(What is asked)
Retype, with no changes, the data between the line holding "Patent image size: (944, 1333)." and the line holding "The feature selection", including both of those lines.

Data records:
• • • • •

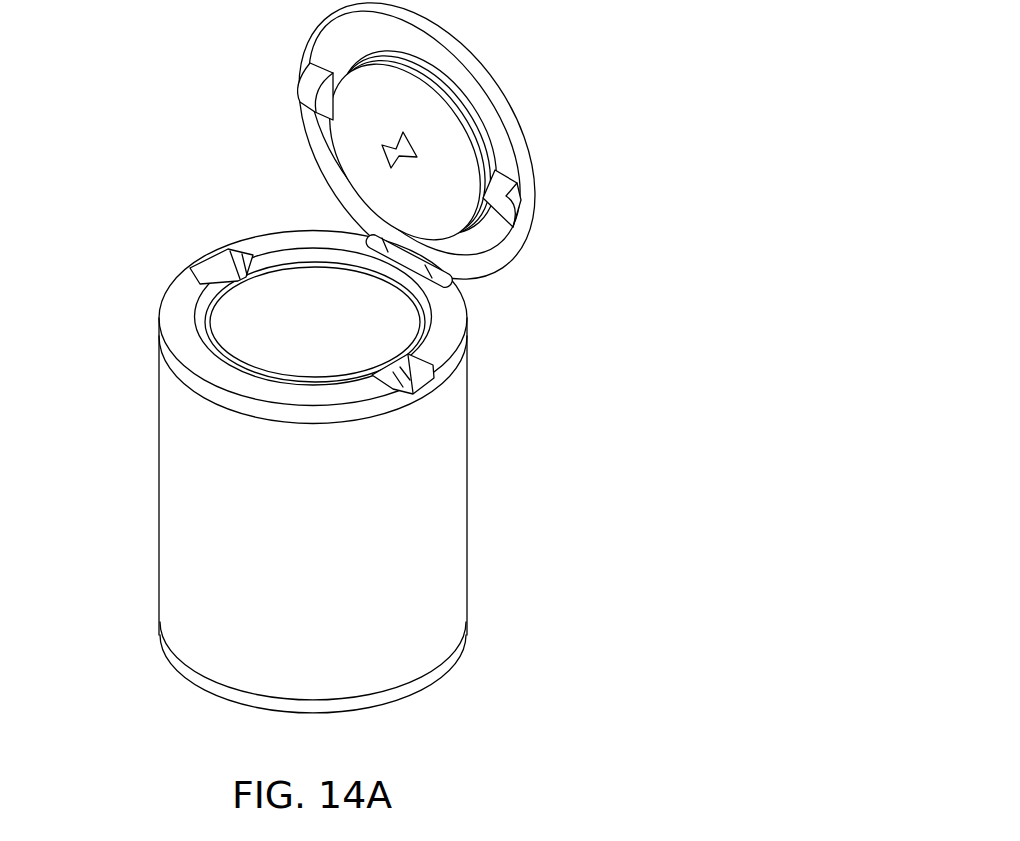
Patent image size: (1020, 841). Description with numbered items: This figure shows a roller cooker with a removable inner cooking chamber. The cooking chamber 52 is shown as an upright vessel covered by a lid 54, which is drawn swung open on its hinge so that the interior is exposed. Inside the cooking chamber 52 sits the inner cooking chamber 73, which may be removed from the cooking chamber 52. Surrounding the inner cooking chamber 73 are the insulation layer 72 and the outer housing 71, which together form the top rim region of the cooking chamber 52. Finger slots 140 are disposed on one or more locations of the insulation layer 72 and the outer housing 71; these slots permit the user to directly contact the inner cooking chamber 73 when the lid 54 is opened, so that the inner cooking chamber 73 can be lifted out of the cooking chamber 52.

The cooking chamber 52 is at (452, 556).
The lid 54 is at (482, 67).
The outer housing 71 is at (280, 233).
The insulation layer 72 is at (217, 257).
The inner cooking chamber 73 is at (417, 322).
The finger slots 140 is at (403, 381).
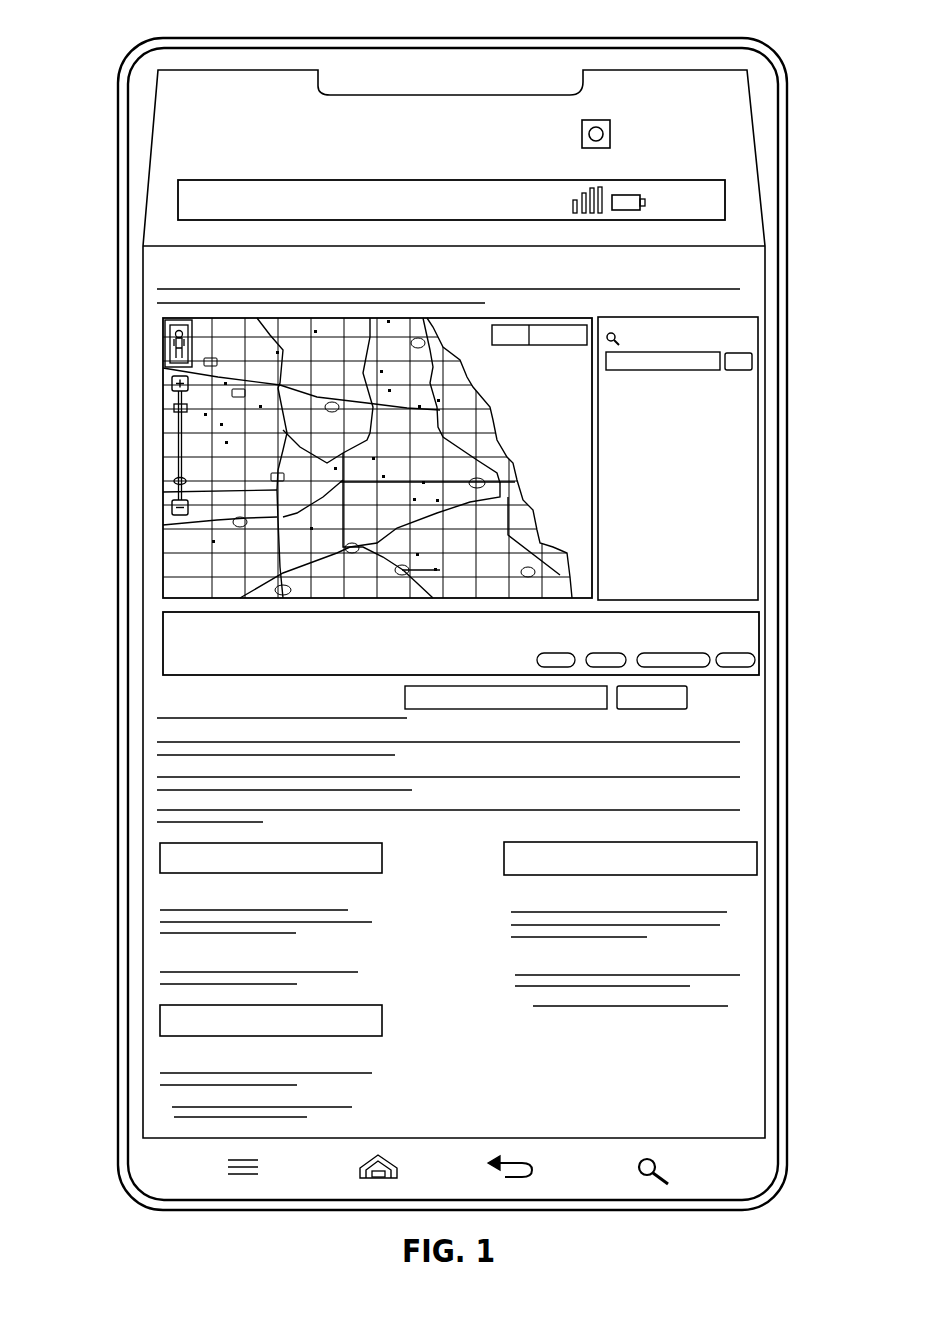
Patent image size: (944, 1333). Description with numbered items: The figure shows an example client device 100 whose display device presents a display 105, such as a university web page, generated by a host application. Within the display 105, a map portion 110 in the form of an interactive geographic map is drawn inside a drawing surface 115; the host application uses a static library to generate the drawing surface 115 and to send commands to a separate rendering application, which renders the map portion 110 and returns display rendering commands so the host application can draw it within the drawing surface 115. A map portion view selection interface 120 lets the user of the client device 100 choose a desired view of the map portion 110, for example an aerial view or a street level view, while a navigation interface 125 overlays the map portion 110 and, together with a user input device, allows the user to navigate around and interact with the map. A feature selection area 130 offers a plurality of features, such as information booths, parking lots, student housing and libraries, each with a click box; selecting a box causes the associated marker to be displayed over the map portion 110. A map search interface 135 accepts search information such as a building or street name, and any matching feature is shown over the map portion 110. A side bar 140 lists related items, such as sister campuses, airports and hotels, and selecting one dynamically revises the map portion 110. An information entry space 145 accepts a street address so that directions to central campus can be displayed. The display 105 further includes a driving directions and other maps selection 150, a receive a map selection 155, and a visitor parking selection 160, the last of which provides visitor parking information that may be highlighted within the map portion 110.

The client device 100 is at (804, 64).
The display 105 is at (733, 246).
The map portion 110 is at (172, 499).
The drawing surface 115 is at (158, 563).
The map portion view selection interface 120 is at (168, 330).
The navigation interface 125 is at (165, 425).
The feature selection area 130 is at (746, 630).
The map search interface 135 is at (712, 352).
The side bar 140 is at (745, 430).
The information entry space 145 is at (578, 710).
The driving directions and other maps selection 150 is at (750, 858).
The receive a map selection 155 is at (158, 856).
The visitor parking selection 160 is at (158, 1020).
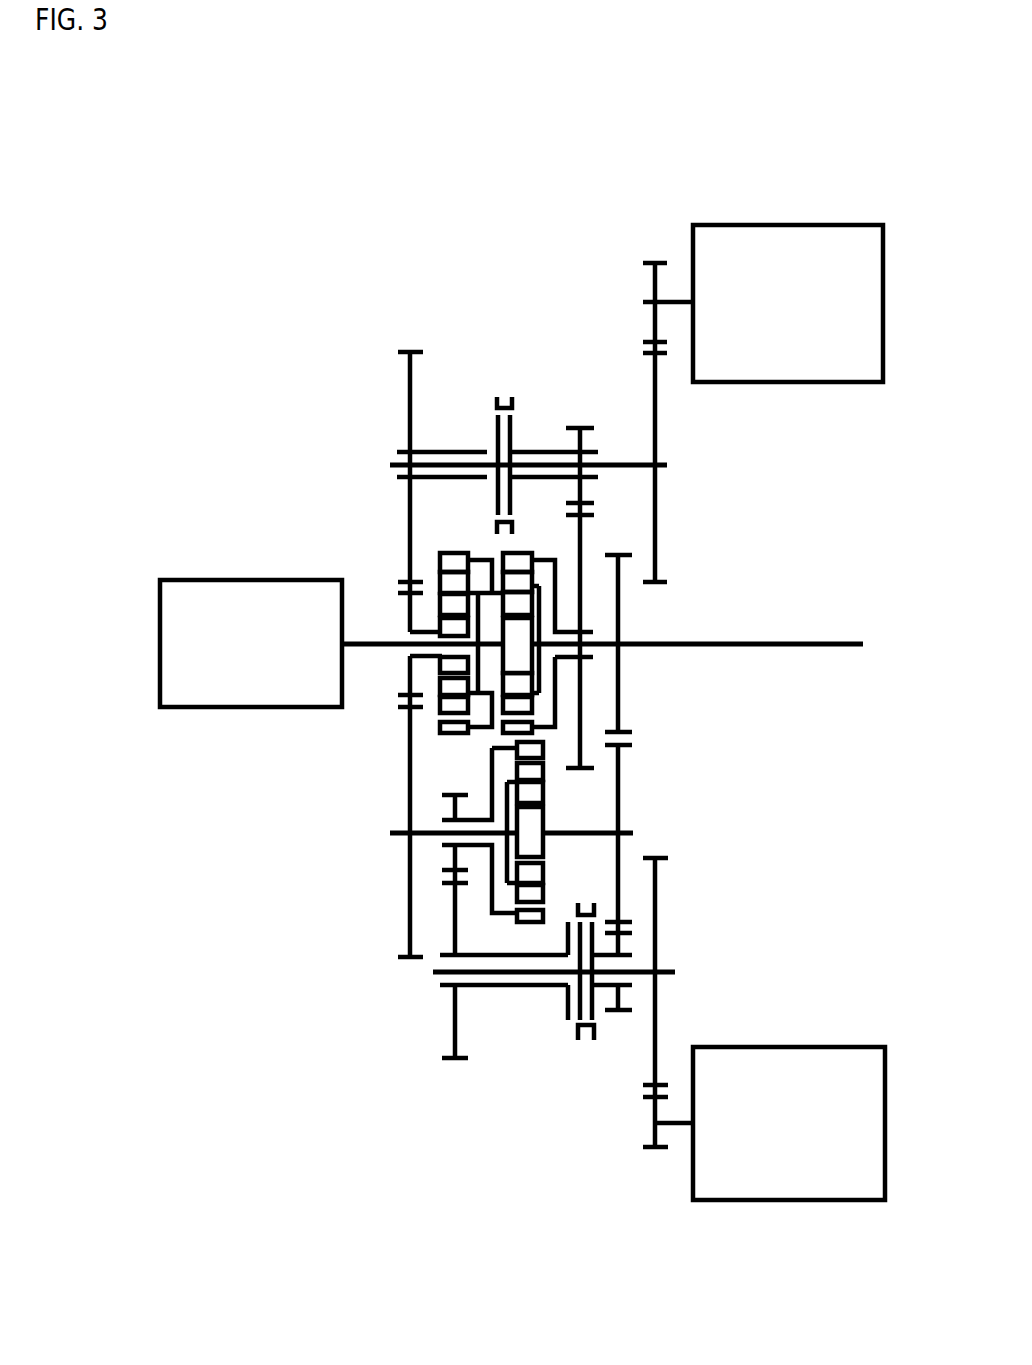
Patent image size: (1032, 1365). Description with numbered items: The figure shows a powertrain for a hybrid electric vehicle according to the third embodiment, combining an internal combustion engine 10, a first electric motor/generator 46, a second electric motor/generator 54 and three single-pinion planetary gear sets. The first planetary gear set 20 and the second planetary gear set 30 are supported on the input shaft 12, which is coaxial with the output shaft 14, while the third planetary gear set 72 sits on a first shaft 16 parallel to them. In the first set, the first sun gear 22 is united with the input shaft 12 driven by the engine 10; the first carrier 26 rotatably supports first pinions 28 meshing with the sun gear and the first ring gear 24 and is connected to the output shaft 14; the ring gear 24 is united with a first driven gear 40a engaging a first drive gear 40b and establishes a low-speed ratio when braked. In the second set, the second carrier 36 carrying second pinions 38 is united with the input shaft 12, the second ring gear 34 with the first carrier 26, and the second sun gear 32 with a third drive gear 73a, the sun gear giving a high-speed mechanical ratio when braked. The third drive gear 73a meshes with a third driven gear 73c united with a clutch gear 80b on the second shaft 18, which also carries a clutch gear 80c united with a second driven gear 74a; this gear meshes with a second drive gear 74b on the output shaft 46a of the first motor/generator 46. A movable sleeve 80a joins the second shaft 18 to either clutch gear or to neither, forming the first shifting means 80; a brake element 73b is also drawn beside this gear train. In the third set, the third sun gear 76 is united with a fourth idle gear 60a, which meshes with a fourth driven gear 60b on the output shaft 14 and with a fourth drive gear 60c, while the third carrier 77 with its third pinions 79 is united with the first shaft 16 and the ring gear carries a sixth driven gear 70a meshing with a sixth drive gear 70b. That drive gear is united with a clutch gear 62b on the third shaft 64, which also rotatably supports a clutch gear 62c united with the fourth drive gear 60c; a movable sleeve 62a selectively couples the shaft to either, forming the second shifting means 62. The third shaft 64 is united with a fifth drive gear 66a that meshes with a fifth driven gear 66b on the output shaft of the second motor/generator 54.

The internal combustion engine 10 is at (199, 580).
The input shaft 12 is at (373, 648).
The output shaft 14 is at (773, 647).
The first shaft 16 is at (392, 833).
The second shaft 18 is at (390, 465).
The first planetary gear set 20 is at (531, 522).
The first sun gear 22 is at (532, 657).
The first ring gear 24 is at (532, 555).
The first carrier 26 is at (585, 575).
The first pinions 28 is at (548, 585).
The second planetary gear set 30 is at (445, 752).
The second sun gear 32 is at (440, 660).
The second ring gear 34 is at (443, 558).
The second carrier 36 is at (440, 592).
The second pinions 38 is at (440, 708).
The first driven gear 40a is at (582, 716).
The first drive gear 40b is at (593, 440).
The first electric motor/generator 46 is at (815, 224).
The output shaft of the first motor/generator 46a is at (677, 300).
The second electric motor/generator 54 is at (852, 1047).
The fourth idle gear 60a is at (620, 768).
The fourth driven gear 60b is at (618, 636).
The fourth drive gear 60c is at (623, 947).
The second shifting means 62 is at (571, 1052).
The movable sleeve 62a is at (597, 1040).
The clutch gear 62b is at (566, 1020).
The clutch gear 62c is at (593, 1025).
The third shaft 64 is at (437, 972).
The fifth drive gear 66a is at (657, 1015).
The fifth driven gear 66b is at (653, 1130).
The sixth driven gear 70a is at (453, 858).
The sixth drive gear 70b is at (453, 1037).
The third planetary gear set 72 is at (586, 886).
The third drive gear 73a is at (410, 612).
The brake member 73b is at (408, 927).
The third driven gear 73c is at (408, 397).
The second driven gear 74a is at (657, 445).
The second drive gear 74b is at (652, 283).
The third sun gear 76 is at (548, 850).
The third carrier 77 is at (548, 877).
The third pinions 79 is at (548, 792).
The first shifting means 80 is at (505, 366).
The movable sleeve 80a is at (510, 412).
The clutch gear 80b is at (497, 417).
The clutch gear 80c is at (513, 423).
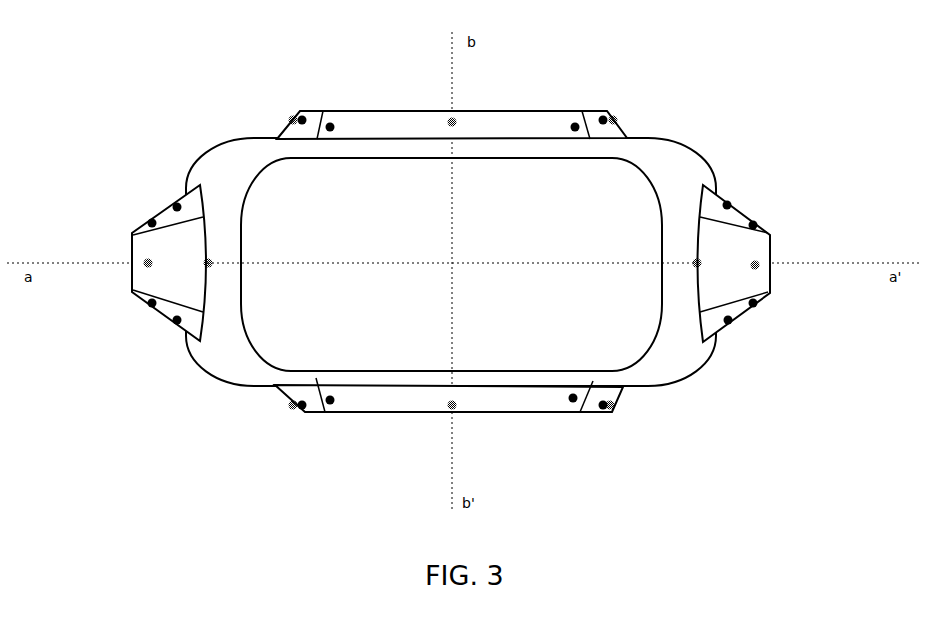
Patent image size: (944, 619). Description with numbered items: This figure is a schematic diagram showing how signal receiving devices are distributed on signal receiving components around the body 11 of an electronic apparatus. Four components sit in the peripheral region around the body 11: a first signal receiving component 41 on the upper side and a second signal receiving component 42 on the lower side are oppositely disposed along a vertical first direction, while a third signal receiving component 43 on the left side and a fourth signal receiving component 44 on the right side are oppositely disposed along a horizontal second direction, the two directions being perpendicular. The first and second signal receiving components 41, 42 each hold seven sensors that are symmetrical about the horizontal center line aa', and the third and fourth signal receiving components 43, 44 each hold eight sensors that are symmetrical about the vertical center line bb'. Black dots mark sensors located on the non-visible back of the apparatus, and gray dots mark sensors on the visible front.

• • • • •

(Answer below)
Patent image size: (944, 1333). Description with numbered items: The figure shows an example client device 100 whose display device presents a display 105, such as a university web page, generated by a host application. Within the display 105, a map portion 110 in the form of an interactive geographic map is drawn inside a drawing surface 115; the host application uses a static library to generate the drawing surface 115 and to send commands to a separate rendering application, which renders the map portion 110 and returns display rendering commands so the host application can draw it within the drawing surface 115. A map portion view selection interface 120 lets the user of the client device 100 choose a desired view of the map portion 110, for example an aerial view or a street level view, while a navigation interface 125 overlays the map portion 110 and, together with a user input device, allows the user to navigate around and interact with the map. A feature selection area 130 offers a plurality of features, such as information booths, parking lots, student housing and libraries, each with a click box; selecting a box causes the associated marker to be displayed over the map portion 110. A map search interface 135 accepts search information such as a building or street name, and any matching feature is shown over the map portion 110. A side bar 140 lists related items, such as sister campuses, airports and hotels, and selecting one dynamically revises the map portion 110. An information entry space 145 accepts a street address so that directions to central campus can be displayed. The display 105 further includes a driving directions and other maps selection 150, a receive a map selection 155, and a visitor parking selection 160, the last of which provides visitor parking information that may be highlighted within the map portion 110.

The client device 100 is at (804, 64).
The display 105 is at (733, 246).
The map portion 110 is at (172, 499).
The drawing surface 115 is at (158, 563).
The map portion view selection interface 120 is at (168, 330).
The navigation interface 125 is at (165, 425).
The feature selection area 130 is at (746, 630).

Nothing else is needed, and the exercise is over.